- _DIRECTIONS_:
Transcribe each record below word for word.

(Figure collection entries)
--------------------------------------------------
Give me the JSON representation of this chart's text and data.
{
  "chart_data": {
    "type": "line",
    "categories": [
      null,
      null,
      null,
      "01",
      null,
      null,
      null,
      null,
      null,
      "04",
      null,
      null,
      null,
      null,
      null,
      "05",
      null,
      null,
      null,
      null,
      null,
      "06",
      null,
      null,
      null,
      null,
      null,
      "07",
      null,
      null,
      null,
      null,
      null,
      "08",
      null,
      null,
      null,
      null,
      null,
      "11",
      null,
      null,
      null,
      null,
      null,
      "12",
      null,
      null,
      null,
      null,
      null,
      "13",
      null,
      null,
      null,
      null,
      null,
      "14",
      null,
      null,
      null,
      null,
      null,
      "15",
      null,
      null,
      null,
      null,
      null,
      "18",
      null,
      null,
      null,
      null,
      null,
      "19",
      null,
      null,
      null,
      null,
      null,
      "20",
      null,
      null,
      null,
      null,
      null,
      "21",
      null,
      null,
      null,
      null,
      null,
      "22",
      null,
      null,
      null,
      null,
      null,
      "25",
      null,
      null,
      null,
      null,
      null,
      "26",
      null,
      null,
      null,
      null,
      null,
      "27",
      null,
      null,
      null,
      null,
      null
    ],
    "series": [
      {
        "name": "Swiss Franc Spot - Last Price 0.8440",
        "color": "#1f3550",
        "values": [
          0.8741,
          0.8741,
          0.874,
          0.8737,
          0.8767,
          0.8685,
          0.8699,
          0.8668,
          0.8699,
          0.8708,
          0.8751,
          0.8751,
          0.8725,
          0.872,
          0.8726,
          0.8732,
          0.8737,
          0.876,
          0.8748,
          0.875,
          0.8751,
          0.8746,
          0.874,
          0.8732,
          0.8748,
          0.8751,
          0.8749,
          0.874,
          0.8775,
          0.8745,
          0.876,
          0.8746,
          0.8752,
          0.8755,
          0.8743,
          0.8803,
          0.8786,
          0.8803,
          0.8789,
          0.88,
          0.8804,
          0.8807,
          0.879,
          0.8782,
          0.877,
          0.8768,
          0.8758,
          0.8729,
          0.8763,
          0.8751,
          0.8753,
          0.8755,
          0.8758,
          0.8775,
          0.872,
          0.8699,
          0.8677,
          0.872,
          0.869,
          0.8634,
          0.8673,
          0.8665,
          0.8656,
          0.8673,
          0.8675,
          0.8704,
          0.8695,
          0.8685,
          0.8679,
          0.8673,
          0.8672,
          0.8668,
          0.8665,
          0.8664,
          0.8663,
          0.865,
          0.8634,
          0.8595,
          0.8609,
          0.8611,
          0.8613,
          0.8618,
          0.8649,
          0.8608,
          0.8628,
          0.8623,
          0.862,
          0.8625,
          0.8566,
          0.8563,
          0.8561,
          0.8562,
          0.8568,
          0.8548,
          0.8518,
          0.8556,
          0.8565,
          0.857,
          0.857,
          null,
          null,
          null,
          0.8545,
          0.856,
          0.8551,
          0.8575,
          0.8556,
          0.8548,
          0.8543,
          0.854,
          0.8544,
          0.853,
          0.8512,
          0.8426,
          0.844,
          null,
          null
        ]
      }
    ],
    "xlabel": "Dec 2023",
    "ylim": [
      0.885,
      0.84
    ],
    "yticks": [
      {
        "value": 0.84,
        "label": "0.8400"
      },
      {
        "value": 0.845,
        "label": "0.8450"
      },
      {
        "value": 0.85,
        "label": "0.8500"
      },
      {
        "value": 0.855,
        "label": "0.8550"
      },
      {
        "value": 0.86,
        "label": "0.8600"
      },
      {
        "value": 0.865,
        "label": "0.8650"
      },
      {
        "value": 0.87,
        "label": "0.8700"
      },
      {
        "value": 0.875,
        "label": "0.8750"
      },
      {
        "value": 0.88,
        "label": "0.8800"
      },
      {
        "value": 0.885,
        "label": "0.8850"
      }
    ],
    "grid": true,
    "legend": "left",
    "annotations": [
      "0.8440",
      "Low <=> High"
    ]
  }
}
--------------------------------------------------
- _WRITTEN SOLUTION_:
Give me the JSON representation of this chart's text and data.
{
  "chart_data": {
    "type": "line",
    "categories": [
      null,
      null,
      null,
      "01",
      null,
      null,
      null,
      null,
      null,
      "04",
      null,
      null,
      null,
      null,
      null,
      "05",
      null,
      null,
      null,
      null,
      null,
      "06",
      null,
      null,
      null,
      null,
      null,
      "07",
      null,
      null,
      null,
      null,
      null,
      "08",
      null,
      null,
      null,
      null,
      null,
      "11",
      null,
      null,
      null,
      null,
      null,
      "12",
      null,
      null,
      null,
      null,
      null,
      "13",
      null,
      null,
      null,
      null,
      null,
      "14",
      null,
      null,
      null,
      null,
      null,
      "15",
      null,
      null,
      null,
      null,
      null,
      "18",
      null,
      null,
      null,
      null,
      null,
      "19",
      null,
      null,
      null,
      null,
      null,
      "20",
      null,
      null,
      null,
      null,
      null,
      "21",
      null,
      null,
      null,
      null,
      null,
      "22",
      null,
      null,
      null,
      null,
      null,
      "25",
      null,
      null,
      null,
      null,
      null,
      "26",
      null,
      null,
      null,
      null,
      null,
      "27",
      null,
      null,
      null,
      null,
      null
    ],
    "series": [
      {
        "name": "Swiss Franc Spot - Last Price 0.8440",
        "color": "#1f3550",
        "values": [
          0.8741,
          0.8741,
          0.874,
          0.8737,
          0.8767,
          0.8685,
          0.8699,
          0.8668,
          0.8699,
          0.8708,
          0.8751,
          0.8751,
          0.8725,
          0.872,
          0.8726,
          0.8732,
          0.8737,
          0.876,
          0.8748,
          0.875,
          0.8751,
          0.8746,
          0.874,
          0.8732,
          0.8748,
          0.8751,
          0.8749,
          0.874,
          0.8775,
          0.8745,
          0.876,
          0.8746,
          0.8752,
          0.8755,
          0.8743,
          0.8803,
          0.8786,
          0.8803,
          0.8789,
          0.88,
          0.8804,
          0.8807,
          0.879,
          0.8782,
          0.877,
          0.8768,
          0.8758,
          0.8729,
          0.8763,
          0.8751,
          0.8753,
          0.8755,
          0.8758,
          0.8775,
          0.872,
          0.8699,
          0.8677,
          0.872,
          0.869,
          0.8634,
          0.8673,
          0.8665,
          0.8656,
          0.8673,
          0.8675,
          0.8704,
          0.8695,
          0.8685,
          0.8679,
          0.8673,
          0.8672,
          0.8668,
          0.8665,
          0.8664,
          0.8663,
          0.865,
          0.8634,
          0.8595,
          0.8609,
          0.8611,
          0.8613,
          0.8618,
          0.8649,
          0.8608,
          0.8628,
          0.8623,
          0.862,
          0.8625,
          0.8566,
          0.8563,
          0.8561,
          0.8562,
          0.8568,
          0.8548,
          0.8518,
          0.8556,
          0.8565,
          0.857,
          0.857,
          null,
          null,
          null,
          0.8545,
          0.856,
          0.8551,
          0.8575,
          0.8556,
          0.8548,
          0.8543,
          0.854,
          0.8544,
          0.853,
          0.8512,
          0.8426,
          0.844,
          null,
          null
        ]
      }
    ],
    "xlabel": "Dec 2023",
    "ylim": [
      0.885,
      0.84
    ],
    "yticks": [
      {
        "value": 0.84,
        "label": "0.8400"
      },
      {
        "value": 0.845,
        "label": "0.8450"
      },
      {
        "value": 0.85,
        "label": "0.8500"
      },
      {
        "value": 0.855,
        "label": "0.8550"
      },
      {
        "value": 0.86,
        "label": "0.8600"
      },
      {
        "value": 0.865,
        "label": "0.8650"
      },
      {
        "value": 0.87,
        "label": "0.8700"
      },
      {
        "value": 0.875,
        "label": "0.8750"
      },
      {
        "value": 0.88,
        "label": "0.8800"
      },
      {
        "value": 0.885,
        "label": "0.8850"
      }
    ],
    "grid": true,
    "legend": "left",
    "annotations": [
      "0.8440",
      "Low <=> High"
    ]
  }
}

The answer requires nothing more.